## EXERCISE TASK
Copy every line of the material below word for word.

[START OF DATASET RECORDS]

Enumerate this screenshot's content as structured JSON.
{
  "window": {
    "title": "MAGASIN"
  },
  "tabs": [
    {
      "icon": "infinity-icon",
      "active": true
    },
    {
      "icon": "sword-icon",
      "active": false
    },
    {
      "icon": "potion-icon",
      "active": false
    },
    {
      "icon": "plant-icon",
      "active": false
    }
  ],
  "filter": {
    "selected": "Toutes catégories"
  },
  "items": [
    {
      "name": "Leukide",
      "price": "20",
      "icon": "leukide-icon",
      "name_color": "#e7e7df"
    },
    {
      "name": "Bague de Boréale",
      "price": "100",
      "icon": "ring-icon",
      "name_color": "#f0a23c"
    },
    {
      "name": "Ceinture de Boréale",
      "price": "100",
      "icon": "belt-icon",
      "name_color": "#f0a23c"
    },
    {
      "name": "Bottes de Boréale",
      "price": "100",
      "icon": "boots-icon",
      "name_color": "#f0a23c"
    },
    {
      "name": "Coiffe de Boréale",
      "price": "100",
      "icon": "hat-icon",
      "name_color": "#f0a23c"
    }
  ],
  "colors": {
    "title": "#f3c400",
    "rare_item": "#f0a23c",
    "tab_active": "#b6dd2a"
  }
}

[END OF DATASET RECORDS]

## OUTPUT OF THE EXERCISE
Enumerate this screenshot's content as structured JSON.
{
  "window": {
    "title": "MAGASIN"
  },
  "tabs": [
    {
      "icon": "infinity-icon",
      "active": true
    },
    {
      "icon": "sword-icon",
      "active": false
    },
    {
      "icon": "potion-icon",
      "active": false
    },
    {
      "icon": "plant-icon",
      "active": false
    }
  ],
  "filter": {
    "selected": "Toutes catégories"
  },
  "items": [
    {
      "name": "Leukide",
      "price": "20",
      "icon": "leukide-icon",
      "name_color": "#e7e7df"
    },
    {
      "name": "Bague de Boréale",
      "price": "100",
      "icon": "ring-icon",
      "name_color": "#f0a23c"
    },
    {
      "name": "Ceinture de Boréale",
      "price": "100",
      "icon": "belt-icon",
      "name_color": "#f0a23c"
    },
    {
      "name": "Bottes de Boréale",
      "price": "100",
      "icon": "boots-icon",
      "name_color": "#f0a23c"
    },
    {
      "name": "Coiffe de Boréale",
      "price": "100",
      "icon": "hat-icon",
      "name_color": "#f0a23c"
    }
  ],
  "colors": {
    "title": "#f3c400",
    "rare_item": "#f0a23c",
    "tab_active": "#b6dd2a"
  }
}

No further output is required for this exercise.